* [Records to use]
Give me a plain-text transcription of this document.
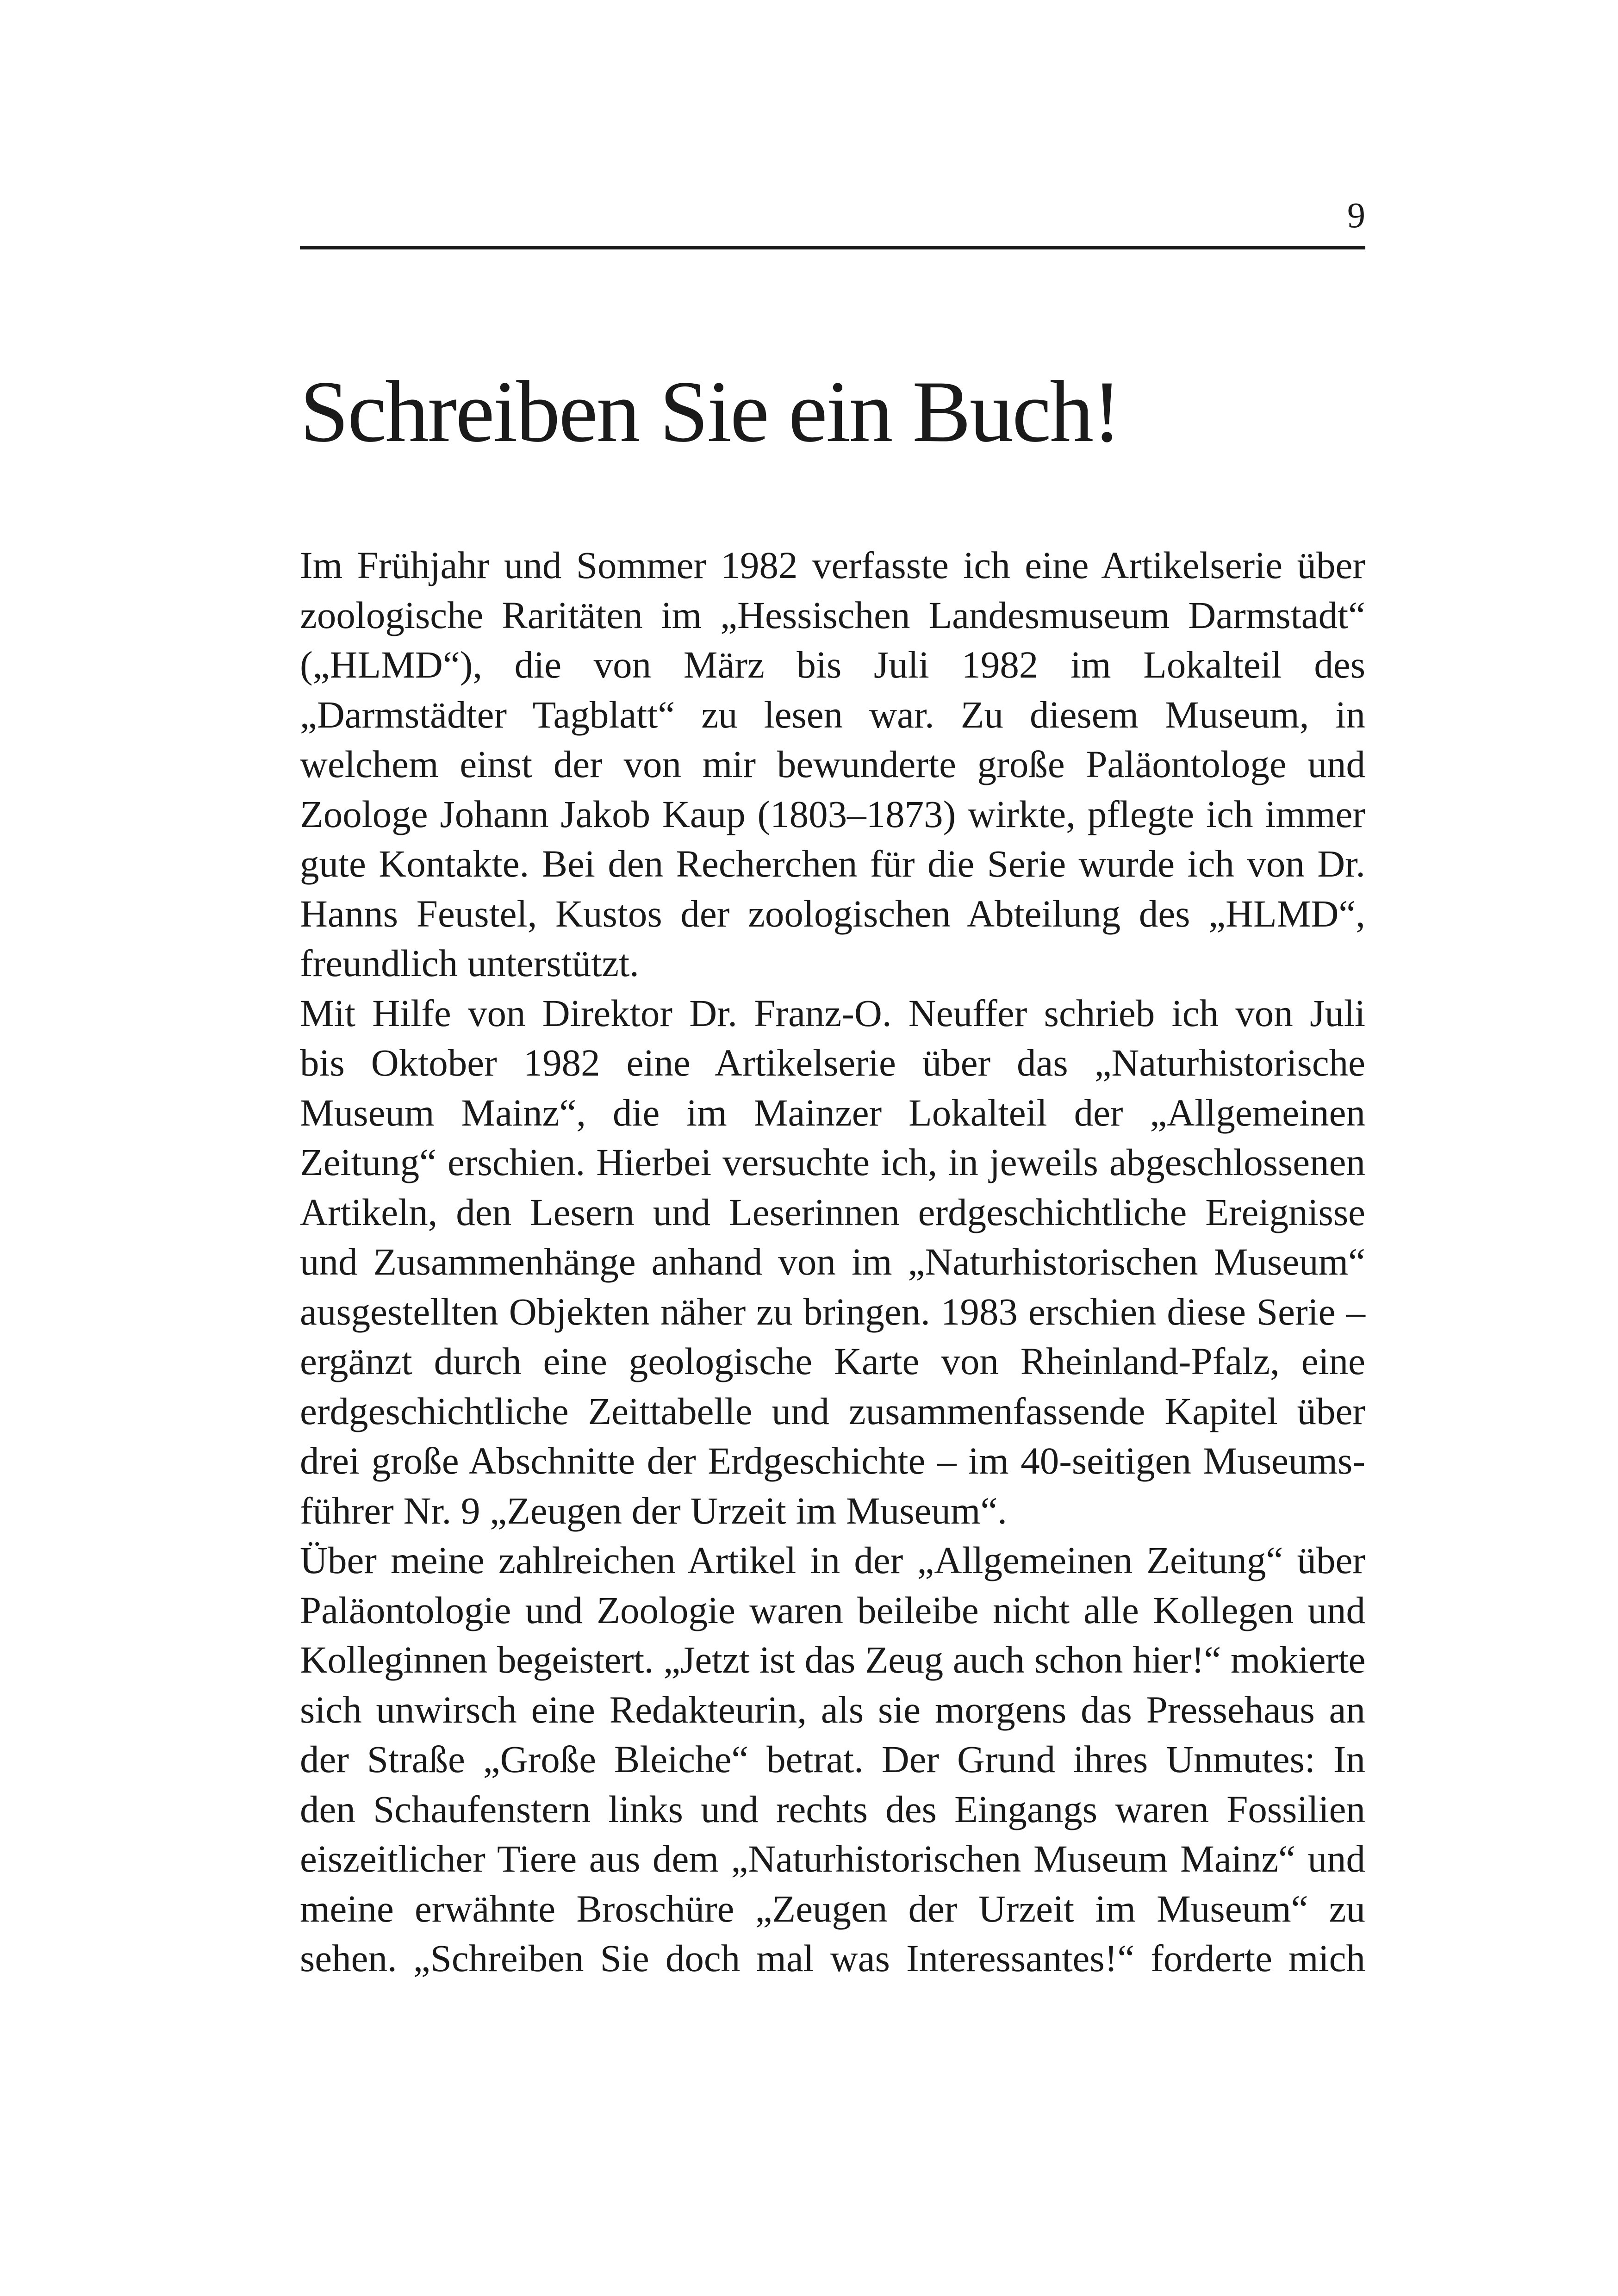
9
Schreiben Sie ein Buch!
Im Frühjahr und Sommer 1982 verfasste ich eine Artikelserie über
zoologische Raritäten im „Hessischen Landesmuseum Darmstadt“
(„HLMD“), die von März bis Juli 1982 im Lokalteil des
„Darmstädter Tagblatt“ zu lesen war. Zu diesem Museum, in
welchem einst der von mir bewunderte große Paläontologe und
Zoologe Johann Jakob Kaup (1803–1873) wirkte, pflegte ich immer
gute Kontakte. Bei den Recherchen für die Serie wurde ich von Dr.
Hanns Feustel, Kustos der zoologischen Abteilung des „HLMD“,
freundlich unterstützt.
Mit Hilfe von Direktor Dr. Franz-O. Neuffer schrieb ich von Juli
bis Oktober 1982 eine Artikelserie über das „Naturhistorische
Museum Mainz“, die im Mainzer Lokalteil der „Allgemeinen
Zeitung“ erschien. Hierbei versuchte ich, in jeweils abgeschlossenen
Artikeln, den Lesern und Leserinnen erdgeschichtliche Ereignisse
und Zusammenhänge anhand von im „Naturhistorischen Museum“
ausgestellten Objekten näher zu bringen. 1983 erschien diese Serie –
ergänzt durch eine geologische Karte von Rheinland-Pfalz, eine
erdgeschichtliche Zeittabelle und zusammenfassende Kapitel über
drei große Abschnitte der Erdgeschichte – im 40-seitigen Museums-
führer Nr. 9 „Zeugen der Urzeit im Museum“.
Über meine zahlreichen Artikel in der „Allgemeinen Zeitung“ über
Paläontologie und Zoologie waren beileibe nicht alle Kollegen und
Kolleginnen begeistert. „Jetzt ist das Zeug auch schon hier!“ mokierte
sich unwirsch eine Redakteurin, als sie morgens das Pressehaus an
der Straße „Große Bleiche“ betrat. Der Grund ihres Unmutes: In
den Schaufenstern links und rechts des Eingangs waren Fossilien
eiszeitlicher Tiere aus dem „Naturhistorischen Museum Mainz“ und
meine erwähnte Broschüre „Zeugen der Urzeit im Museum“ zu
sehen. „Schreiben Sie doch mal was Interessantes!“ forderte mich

==

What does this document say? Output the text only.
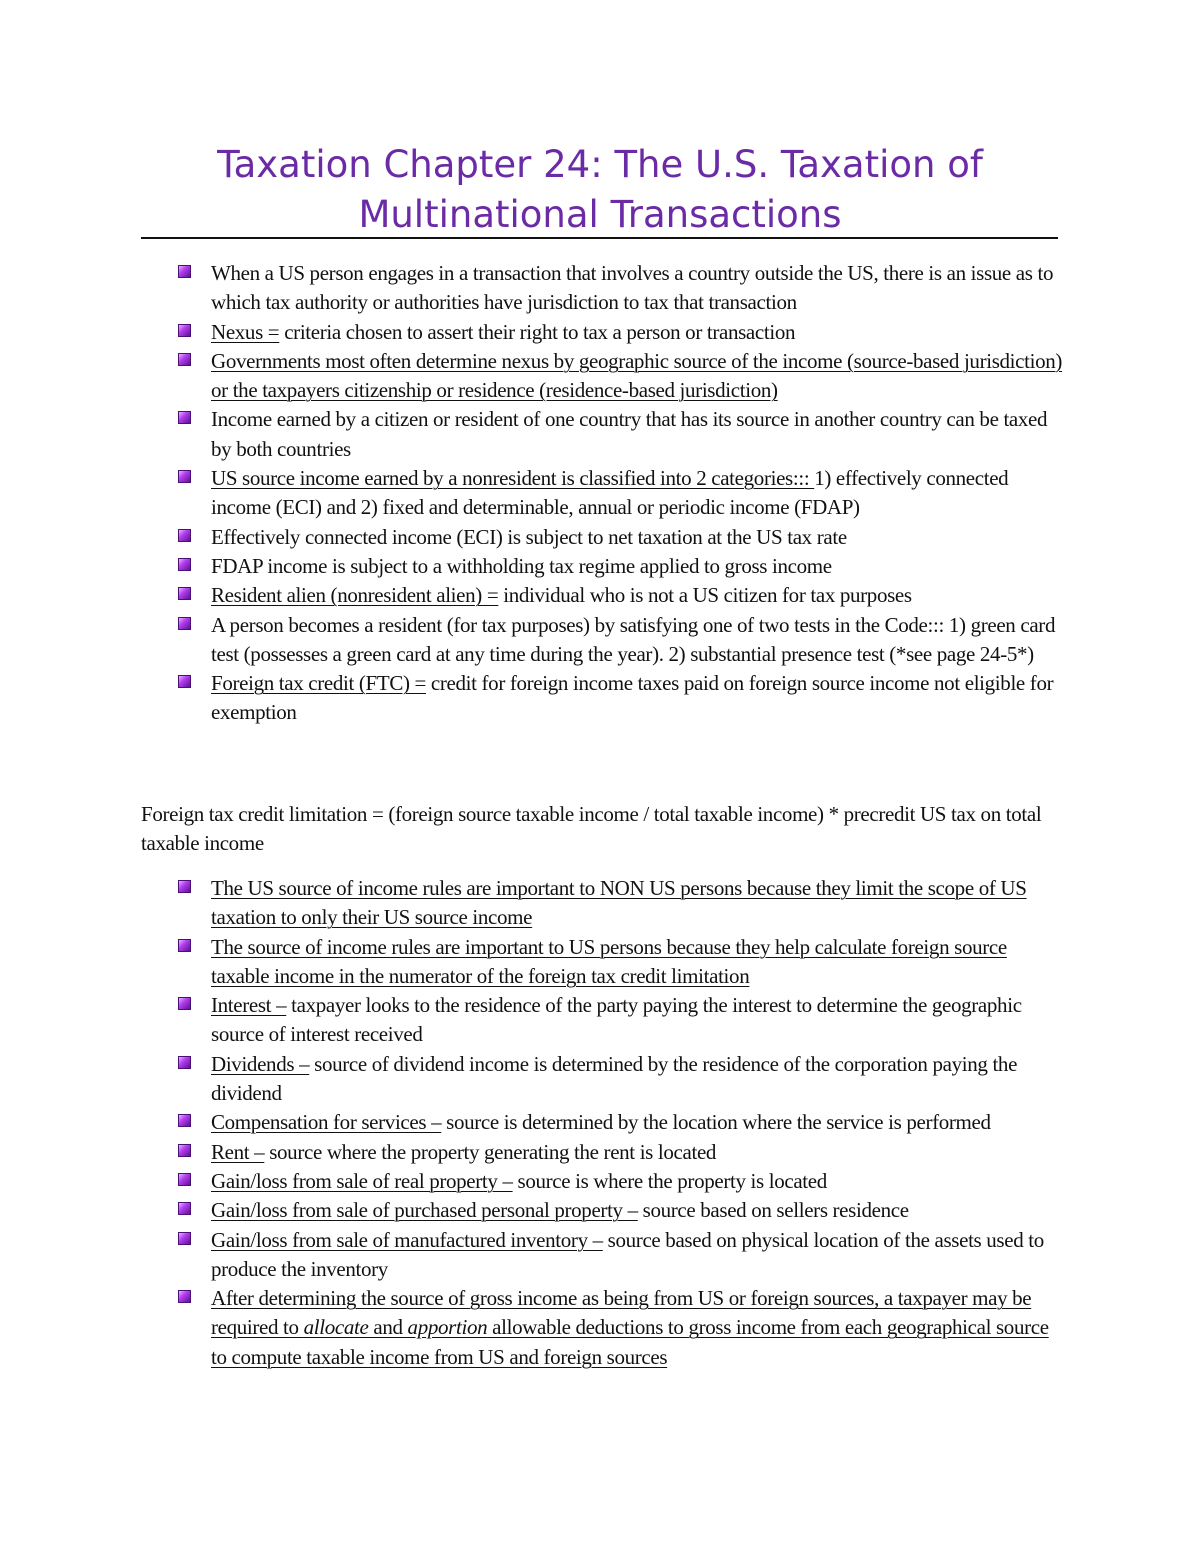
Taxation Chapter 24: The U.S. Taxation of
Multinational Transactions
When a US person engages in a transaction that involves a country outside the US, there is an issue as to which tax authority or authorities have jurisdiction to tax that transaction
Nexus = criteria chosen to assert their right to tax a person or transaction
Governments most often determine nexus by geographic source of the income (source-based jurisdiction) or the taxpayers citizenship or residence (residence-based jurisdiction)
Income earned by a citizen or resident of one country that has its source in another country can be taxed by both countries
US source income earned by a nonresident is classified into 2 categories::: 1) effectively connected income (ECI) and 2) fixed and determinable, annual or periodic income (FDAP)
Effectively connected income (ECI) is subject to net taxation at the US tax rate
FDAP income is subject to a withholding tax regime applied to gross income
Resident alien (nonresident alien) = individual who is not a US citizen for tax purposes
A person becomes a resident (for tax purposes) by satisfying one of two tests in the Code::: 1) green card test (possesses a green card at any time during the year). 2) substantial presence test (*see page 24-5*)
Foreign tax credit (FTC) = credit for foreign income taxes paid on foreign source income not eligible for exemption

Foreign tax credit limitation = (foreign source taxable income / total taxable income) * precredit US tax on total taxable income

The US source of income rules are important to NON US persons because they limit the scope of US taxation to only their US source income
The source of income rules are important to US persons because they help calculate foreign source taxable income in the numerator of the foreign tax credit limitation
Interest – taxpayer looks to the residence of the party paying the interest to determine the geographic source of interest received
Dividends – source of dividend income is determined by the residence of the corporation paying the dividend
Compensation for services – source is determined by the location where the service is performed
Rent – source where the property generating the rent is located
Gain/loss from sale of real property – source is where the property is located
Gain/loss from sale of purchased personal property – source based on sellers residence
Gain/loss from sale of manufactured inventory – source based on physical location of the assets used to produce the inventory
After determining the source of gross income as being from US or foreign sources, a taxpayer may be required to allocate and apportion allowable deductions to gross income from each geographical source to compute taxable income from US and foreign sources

* [What to produce] Tally every line of the listing that holds the string "sale", then give the number by itself.

* [Result for this exercise] 3